## EXERCISE DESCRIPTION
Copy the data word for word, keeping every line.

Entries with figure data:
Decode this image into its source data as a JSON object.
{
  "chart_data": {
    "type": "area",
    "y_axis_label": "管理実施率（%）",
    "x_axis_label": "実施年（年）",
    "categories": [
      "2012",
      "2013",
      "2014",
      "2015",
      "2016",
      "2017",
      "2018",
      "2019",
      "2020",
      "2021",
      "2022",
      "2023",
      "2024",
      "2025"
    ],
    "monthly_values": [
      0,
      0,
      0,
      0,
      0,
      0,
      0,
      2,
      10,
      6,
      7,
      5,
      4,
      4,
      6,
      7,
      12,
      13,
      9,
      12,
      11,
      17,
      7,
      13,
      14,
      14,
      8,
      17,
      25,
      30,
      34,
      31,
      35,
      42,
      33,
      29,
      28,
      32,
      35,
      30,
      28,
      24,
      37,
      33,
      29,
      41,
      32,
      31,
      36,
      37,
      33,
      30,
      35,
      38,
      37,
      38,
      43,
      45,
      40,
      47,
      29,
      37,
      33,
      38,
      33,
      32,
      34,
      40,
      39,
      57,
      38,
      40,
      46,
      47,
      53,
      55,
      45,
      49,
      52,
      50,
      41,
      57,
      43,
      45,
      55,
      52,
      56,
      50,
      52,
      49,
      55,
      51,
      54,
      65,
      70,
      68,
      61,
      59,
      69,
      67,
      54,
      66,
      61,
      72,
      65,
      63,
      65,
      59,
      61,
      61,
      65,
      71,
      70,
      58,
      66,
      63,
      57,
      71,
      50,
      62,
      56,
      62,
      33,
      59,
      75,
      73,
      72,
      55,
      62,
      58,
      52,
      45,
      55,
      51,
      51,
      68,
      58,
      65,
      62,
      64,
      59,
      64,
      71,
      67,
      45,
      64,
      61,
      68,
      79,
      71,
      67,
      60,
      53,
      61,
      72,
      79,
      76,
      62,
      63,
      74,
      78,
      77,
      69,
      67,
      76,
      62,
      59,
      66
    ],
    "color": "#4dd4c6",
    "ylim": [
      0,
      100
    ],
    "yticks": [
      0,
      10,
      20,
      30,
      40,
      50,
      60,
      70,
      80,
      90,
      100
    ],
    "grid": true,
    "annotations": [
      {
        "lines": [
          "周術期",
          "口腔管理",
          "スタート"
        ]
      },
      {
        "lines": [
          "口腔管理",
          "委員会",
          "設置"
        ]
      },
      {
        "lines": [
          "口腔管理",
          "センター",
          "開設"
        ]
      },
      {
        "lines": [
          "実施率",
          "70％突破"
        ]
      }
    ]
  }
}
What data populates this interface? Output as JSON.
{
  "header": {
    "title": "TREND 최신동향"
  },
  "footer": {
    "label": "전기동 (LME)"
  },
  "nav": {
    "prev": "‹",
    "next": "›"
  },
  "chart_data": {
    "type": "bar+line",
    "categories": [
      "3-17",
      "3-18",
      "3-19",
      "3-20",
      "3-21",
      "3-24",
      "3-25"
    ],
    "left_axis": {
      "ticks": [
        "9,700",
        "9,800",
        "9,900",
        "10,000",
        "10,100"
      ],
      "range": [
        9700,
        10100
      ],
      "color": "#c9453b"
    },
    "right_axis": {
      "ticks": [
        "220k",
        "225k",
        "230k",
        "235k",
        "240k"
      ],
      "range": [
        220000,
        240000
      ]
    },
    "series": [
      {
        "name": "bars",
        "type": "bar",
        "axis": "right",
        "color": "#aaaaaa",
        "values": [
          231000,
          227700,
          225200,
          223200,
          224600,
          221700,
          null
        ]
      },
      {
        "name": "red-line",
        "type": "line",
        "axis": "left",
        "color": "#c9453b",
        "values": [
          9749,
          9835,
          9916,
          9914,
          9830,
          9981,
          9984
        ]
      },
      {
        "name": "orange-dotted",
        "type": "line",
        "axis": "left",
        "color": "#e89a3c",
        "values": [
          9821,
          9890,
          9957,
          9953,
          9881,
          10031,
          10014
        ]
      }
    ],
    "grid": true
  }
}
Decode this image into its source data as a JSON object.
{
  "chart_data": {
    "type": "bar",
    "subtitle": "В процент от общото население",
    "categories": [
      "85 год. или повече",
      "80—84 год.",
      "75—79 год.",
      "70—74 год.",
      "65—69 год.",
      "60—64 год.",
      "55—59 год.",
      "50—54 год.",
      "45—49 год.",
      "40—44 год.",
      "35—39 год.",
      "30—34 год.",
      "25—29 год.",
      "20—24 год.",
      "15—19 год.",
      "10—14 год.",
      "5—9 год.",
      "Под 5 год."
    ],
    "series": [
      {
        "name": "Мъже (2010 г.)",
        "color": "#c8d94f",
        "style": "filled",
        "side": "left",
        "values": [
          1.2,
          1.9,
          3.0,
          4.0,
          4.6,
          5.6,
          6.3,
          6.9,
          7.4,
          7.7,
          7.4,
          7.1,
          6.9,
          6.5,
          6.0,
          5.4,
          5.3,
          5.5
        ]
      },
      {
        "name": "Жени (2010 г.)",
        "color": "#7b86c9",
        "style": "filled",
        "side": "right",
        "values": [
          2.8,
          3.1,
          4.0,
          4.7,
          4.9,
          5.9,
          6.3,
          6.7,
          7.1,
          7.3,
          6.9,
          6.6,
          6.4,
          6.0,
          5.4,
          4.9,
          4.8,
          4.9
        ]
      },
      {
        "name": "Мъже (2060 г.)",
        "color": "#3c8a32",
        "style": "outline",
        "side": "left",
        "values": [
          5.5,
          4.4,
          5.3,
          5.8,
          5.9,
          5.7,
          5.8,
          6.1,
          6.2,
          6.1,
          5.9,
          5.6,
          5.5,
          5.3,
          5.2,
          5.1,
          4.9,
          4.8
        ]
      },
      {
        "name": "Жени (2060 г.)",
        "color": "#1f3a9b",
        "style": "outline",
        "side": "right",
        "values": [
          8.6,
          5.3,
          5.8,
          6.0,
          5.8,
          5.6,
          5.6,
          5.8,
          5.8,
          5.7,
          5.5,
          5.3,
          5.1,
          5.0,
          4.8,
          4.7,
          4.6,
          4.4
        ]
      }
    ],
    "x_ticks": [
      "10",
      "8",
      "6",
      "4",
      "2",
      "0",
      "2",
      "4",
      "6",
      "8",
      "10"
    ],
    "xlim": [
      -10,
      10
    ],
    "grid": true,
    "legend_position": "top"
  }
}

## SOLUTION
Decode this image into its source data as a JSON object.
{
  "chart_data": {
    "type": "area",
    "y_axis_label": "管理実施率（%）",
    "x_axis_label": "実施年（年）",
    "categories": [
      "2012",
      "2013",
      "2014",
      "2015",
      "2016",
      "2017",
      "2018",
      "2019",
      "2020",
      "2021",
      "2022",
      "2023",
      "2024",
      "2025"
    ],
    "monthly_values": [
      0,
      0,
      0,
      0,
      0,
      0,
      0,
      2,
      10,
      6,
      7,
      5,
      4,
      4,
      6,
      7,
      12,
      13,
      9,
      12,
      11,
      17,
      7,
      13,
      14,
      14,
      8,
      17,
      25,
      30,
      34,
      31,
      35,
      42,
      33,
      29,
      28,
      32,
      35,
      30,
      28,
      24,
      37,
      33,
      29,
      41,
      32,
      31,
      36,
      37,
      33,
      30,
      35,
      38,
      37,
      38,
      43,
      45,
      40,
      47,
      29,
      37,
      33,
      38,
      33,
      32,
      34,
      40,
      39,
      57,
      38,
      40,
      46,
      47,
      53,
      55,
      45,
      49,
      52,
      50,
      41,
      57,
      43,
      45,
      55,
      52,
      56,
      50,
      52,
      49,
      55,
      51,
      54,
      65,
      70,
      68,
      61,
      59,
      69,
      67,
      54,
      66,
      61,
      72,
      65,
      63,
      65,
      59,
      61,
      61,
      65,
      71,
      70,
      58,
      66,
      63,
      57,
      71,
      50,
      62,
      56,
      62,
      33,
      59,
      75,
      73,
      72,
      55,
      62,
      58,
      52,
      45,
      55,
      51,
      51,
      68,
      58,
      65,
      62,
      64,
      59,
      64,
      71,
      67,
      45,
      64,
      61,
      68,
      79,
      71,
      67,
      60,
      53,
      61,
      72,
      79,
      76,
      62,
      63,
      74,
      78,
      77,
      69,
      67,
      76,
      62,
      59,
      66
    ],
    "color": "#4dd4c6",
    "ylim": [
      0,
      100
    ],
    "yticks": [
      0,
      10,
      20,
      30,
      40,
      50,
      60,
      70,
      80,
      90,
      100
    ],
    "grid": true,
    "annotations": [
      {
        "lines": [
          "周術期",
          "口腔管理",
          "スタート"
        ]
      },
      {
        "lines": [
          "口腔管理",
          "委員会",
          "設置"
        ]
      },
      {
        "lines": [
          "口腔管理",
          "センター",
          "開設"
        ]
      },
      {
        "lines": [
          "実施率",
          "70％突破"
        ]
      }
    ]
  }
}
What data populates this interface? Output as JSON.
{
  "header": {
    "title": "TREND 최신동향"
  },
  "footer": {
    "label": "전기동 (LME)"
  },
  "nav": {
    "prev": "‹",
    "next": "›"
  },
  "chart_data": {
    "type": "bar+line",
    "categories": [
      "3-17",
      "3-18",
      "3-19",
      "3-20",
      "3-21",
      "3-24",
      "3-25"
    ],
    "left_axis": {
      "ticks": [
        "9,700",
        "9,800",
        "9,900",
        "10,000",
        "10,100"
      ],
      "range": [
        9700,
        10100
      ],
      "color": "#c9453b"
    },
    "right_axis": {
      "ticks": [
        "220k",
        "225k",
        "230k",
        "235k",
        "240k"
      ],
      "range": [
        220000,
        240000
      ]
    },
    "series": [
      {
        "name": "bars",
        "type": "bar",
        "axis": "right",
        "color": "#aaaaaa",
        "values": [
          231000,
          227700,
          225200,
          223200,
          224600,
          221700,
          null
        ]
      },
      {
        "name": "red-line",
        "type": "line",
        "axis": "left",
        "color": "#c9453b",
        "values": [
          9749,
          9835,
          9916,
          9914,
          9830,
          9981,
          9984
        ]
      },
      {
        "name": "orange-dotted",
        "type": "line",
        "axis": "left",
        "color": "#e89a3c",
        "values": [
          9821,
          9890,
          9957,
          9953,
          9881,
          10031,
          10014
        ]
      }
    ],
    "grid": true
  }
}
Decode this image into its source data as a JSON object.
{
  "chart_data": {
    "type": "bar",
    "subtitle": "В процент от общото население",
    "categories": [
      "85 год. или повече",
      "80—84 год.",
      "75—79 год.",
      "70—74 год.",
      "65—69 год.",
      "60—64 год.",
      "55—59 год.",
      "50—54 год.",
      "45—49 год.",
      "40—44 год.",
      "35—39 год.",
      "30—34 год.",
      "25—29 год.",
      "20—24 год.",
      "15—19 год.",
      "10—14 год.",
      "5—9 год.",
      "Под 5 год."
    ],
    "series": [
      {
        "name": "Мъже (2010 г.)",
        "color": "#c8d94f",
        "style": "filled",
        "side": "left",
        "values": [
          1.2,
          1.9,
          3.0,
          4.0,
          4.6,
          5.6,
          6.3,
          6.9,
          7.4,
          7.7,
          7.4,
          7.1,
          6.9,
          6.5,
          6.0,
          5.4,
          5.3,
          5.5
        ]
      },
      {
        "name": "Жени (2010 г.)",
        "color": "#7b86c9",
        "style": "filled",
        "side": "right",
        "values": [
          2.8,
          3.1,
          4.0,
          4.7,
          4.9,
          5.9,
          6.3,
          6.7,
          7.1,
          7.3,
          6.9,
          6.6,
          6.4,
          6.0,
          5.4,
          4.9,
          4.8,
          4.9
        ]
      },
      {
        "name": "Мъже (2060 г.)",
        "color": "#3c8a32",
        "style": "outline",
        "side": "left",
        "values": [
          5.5,
          4.4,
          5.3,
          5.8,
          5.9,
          5.7,
          5.8,
          6.1,
          6.2,
          6.1,
          5.9,
          5.6,
          5.5,
          5.3,
          5.2,
          5.1,
          4.9,
          4.8
        ]
      },
      {
        "name": "Жени (2060 г.)",
        "color": "#1f3a9b",
        "style": "outline",
        "side": "right",
        "values": [
          8.6,
          5.3,
          5.8,
          6.0,
          5.8,
          5.6,
          5.6,
          5.8,
          5.8,
          5.7,
          5.5,
          5.3,
          5.1,
          5.0,
          4.8,
          4.7,
          4.6,
          4.4
        ]
      }
    ],
    "x_ticks": [
      "10",
      "8",
      "6",
      "4",
      "2",
      "0",
      "2",
      "4",
      "6",
      "8",
      "10"
    ],
    "xlim": [
      -10,
      10
    ],
    "grid": true,
    "legend_position": "top"
  }
}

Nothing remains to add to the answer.